→ Exercise
Go through the data below. List every line that holds the word "content".

→ Input

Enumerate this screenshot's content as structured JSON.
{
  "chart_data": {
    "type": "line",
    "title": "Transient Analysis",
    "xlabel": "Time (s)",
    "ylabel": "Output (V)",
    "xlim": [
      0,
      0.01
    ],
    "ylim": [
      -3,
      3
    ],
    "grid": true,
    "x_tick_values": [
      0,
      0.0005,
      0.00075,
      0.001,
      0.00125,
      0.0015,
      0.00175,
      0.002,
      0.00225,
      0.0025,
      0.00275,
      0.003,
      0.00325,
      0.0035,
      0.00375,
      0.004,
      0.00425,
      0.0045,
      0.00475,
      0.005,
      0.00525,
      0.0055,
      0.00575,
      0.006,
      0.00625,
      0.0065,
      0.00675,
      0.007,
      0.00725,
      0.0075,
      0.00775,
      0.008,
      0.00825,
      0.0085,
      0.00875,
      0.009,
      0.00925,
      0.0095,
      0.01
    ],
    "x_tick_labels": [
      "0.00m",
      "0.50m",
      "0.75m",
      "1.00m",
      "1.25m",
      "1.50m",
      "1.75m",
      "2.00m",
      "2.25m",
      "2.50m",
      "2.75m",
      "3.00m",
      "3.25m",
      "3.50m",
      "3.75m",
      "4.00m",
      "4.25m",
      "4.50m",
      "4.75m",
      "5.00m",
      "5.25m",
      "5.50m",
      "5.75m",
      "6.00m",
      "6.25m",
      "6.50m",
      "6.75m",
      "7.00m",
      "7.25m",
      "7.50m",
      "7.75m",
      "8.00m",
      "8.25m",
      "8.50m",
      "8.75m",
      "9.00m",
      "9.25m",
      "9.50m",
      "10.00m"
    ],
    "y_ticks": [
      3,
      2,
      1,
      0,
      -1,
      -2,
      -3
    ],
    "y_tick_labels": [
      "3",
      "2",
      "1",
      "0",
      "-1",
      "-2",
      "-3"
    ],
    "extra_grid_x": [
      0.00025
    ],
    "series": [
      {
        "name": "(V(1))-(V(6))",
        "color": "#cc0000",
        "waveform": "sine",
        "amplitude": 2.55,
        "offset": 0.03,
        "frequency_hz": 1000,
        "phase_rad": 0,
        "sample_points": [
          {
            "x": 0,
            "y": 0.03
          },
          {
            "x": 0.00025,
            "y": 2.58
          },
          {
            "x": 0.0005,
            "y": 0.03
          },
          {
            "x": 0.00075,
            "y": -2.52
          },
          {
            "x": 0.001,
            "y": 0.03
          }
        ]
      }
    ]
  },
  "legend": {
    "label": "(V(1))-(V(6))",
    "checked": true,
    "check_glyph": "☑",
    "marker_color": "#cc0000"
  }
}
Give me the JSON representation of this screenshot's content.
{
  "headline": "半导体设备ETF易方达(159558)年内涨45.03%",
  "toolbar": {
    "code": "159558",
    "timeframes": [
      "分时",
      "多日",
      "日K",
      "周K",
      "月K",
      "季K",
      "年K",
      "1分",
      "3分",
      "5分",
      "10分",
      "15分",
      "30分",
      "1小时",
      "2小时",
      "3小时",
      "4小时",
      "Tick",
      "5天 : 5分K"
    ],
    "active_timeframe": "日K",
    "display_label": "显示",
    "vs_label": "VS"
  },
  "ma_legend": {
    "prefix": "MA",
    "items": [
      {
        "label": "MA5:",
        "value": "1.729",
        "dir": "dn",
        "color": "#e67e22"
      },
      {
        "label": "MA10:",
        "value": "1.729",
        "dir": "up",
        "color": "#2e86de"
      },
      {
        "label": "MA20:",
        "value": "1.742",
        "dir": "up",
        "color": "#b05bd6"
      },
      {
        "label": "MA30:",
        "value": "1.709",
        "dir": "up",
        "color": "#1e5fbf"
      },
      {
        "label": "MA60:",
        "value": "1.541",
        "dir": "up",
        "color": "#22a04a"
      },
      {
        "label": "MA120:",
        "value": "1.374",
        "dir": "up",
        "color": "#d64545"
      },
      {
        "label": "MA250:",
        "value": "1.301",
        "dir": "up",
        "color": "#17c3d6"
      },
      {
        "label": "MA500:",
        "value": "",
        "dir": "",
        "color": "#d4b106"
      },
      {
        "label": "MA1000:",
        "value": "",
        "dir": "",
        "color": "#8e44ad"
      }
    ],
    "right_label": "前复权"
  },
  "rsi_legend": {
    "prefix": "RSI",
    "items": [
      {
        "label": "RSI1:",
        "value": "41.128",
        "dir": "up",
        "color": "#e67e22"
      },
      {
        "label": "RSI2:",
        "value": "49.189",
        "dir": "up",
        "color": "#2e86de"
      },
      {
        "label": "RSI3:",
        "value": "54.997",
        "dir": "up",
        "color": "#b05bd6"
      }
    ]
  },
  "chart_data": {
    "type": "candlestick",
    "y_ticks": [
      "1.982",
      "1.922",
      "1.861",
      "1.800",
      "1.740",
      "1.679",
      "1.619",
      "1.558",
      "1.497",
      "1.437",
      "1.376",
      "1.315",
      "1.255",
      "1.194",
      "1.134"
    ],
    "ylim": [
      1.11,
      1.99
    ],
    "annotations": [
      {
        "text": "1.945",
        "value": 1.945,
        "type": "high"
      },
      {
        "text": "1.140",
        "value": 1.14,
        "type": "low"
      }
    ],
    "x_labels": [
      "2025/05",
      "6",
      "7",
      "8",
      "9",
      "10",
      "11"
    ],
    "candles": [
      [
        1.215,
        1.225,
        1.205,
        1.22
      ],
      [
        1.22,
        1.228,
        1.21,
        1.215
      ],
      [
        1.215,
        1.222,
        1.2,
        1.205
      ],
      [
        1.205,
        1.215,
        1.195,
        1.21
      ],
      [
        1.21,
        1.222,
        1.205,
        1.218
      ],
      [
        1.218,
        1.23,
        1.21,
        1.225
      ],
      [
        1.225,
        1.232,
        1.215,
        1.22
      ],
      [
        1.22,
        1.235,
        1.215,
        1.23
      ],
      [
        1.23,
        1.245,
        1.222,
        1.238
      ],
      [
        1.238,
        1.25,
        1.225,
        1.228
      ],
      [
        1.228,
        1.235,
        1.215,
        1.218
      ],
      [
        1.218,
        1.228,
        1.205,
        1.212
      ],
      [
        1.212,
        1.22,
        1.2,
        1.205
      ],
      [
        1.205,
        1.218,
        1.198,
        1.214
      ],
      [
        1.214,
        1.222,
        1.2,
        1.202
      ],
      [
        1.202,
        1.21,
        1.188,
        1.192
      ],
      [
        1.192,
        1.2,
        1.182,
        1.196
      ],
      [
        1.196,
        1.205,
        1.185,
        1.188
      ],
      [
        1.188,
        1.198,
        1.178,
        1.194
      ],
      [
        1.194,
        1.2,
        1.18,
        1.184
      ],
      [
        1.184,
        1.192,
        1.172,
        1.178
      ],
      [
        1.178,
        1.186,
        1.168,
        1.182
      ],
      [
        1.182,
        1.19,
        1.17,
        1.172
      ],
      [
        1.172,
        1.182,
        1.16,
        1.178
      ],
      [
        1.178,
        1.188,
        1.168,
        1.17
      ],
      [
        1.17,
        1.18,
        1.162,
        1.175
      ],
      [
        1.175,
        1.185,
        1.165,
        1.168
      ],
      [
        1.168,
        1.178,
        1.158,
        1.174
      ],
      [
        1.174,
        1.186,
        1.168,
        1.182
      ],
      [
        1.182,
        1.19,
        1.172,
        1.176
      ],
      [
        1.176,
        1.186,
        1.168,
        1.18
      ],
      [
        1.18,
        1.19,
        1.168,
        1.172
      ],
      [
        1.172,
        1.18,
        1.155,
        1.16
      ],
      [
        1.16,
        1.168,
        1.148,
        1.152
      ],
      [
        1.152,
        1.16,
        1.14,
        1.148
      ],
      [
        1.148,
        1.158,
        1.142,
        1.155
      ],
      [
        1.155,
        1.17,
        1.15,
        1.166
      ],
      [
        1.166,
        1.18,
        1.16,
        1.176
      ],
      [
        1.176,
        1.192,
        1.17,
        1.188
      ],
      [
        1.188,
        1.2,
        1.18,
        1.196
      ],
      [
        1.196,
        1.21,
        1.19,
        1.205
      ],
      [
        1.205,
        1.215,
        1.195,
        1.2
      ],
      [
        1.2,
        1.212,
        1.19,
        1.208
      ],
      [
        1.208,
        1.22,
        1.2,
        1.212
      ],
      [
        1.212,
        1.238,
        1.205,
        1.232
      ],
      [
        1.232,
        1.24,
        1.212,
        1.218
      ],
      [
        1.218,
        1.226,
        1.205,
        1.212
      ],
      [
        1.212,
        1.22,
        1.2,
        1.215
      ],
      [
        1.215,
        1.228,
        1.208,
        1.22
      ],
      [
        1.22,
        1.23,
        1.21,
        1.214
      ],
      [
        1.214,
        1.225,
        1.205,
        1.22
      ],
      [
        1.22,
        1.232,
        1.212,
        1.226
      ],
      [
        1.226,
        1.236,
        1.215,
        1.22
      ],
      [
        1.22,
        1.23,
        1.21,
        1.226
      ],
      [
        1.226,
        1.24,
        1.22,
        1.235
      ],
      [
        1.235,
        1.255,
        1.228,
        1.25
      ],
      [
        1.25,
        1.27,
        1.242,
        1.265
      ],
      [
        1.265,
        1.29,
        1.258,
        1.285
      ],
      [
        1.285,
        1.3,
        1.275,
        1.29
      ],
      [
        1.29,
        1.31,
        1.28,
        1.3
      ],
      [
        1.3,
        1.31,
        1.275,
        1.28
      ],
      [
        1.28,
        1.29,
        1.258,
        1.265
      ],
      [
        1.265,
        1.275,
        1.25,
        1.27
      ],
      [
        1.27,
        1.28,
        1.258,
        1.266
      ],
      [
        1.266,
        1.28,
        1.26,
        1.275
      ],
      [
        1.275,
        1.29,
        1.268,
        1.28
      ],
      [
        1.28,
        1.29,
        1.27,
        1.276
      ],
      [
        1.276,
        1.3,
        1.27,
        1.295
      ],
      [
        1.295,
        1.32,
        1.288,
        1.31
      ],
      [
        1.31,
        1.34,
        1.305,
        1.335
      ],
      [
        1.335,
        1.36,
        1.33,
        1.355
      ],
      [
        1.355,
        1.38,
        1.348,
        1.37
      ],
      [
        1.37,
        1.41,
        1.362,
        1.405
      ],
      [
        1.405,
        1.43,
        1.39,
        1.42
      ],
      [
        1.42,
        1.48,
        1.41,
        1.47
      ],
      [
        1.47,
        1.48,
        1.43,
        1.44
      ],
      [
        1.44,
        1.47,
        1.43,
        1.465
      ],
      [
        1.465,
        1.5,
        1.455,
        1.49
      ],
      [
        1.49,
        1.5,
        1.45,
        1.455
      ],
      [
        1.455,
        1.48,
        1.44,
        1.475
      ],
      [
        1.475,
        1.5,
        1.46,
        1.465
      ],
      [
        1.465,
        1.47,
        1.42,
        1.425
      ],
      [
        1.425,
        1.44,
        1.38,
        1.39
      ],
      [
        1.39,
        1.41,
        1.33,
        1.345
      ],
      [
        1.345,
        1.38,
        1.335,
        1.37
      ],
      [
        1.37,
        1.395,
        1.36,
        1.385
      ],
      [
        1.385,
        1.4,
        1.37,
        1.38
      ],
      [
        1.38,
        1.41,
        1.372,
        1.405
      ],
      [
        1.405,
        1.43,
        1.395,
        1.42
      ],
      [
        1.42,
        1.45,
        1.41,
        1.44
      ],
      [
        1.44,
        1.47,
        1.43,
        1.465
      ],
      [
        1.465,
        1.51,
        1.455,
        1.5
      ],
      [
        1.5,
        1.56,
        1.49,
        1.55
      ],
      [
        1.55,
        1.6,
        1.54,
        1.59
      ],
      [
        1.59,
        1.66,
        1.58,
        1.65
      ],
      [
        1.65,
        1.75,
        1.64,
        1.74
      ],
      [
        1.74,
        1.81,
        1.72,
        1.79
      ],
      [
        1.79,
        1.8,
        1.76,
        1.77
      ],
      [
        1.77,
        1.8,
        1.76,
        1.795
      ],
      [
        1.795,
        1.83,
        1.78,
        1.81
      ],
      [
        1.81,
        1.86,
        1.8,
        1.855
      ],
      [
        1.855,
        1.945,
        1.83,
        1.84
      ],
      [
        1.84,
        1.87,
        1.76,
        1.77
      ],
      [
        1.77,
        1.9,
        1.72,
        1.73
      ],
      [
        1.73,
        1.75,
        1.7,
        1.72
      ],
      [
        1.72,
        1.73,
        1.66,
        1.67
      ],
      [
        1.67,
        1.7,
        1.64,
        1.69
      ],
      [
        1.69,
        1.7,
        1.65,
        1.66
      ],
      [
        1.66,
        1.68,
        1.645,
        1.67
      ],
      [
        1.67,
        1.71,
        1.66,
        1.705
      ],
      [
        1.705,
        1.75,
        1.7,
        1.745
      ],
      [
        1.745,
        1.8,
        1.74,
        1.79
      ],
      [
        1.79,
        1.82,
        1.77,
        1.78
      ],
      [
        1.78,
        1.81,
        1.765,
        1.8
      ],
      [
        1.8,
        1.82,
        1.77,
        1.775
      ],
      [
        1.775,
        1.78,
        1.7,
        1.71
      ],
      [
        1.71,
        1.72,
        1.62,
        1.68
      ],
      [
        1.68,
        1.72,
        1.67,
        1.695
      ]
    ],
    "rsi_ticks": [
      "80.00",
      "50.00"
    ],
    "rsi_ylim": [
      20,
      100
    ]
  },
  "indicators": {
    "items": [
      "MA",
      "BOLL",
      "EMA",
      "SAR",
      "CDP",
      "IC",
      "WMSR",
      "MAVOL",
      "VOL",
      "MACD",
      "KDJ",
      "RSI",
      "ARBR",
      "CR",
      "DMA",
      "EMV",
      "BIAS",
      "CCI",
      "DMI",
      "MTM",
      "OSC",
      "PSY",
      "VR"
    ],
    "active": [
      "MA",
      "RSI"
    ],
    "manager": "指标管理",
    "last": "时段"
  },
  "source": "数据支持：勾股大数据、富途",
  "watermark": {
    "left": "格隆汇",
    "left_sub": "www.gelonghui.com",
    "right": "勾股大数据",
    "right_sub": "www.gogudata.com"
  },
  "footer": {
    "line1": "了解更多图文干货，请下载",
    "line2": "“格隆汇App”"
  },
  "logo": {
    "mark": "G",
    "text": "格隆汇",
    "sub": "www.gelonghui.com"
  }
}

→ Reply
Enumerate this screenshot's content as structured JSON.
Give me the JSON representation of this screenshot's content.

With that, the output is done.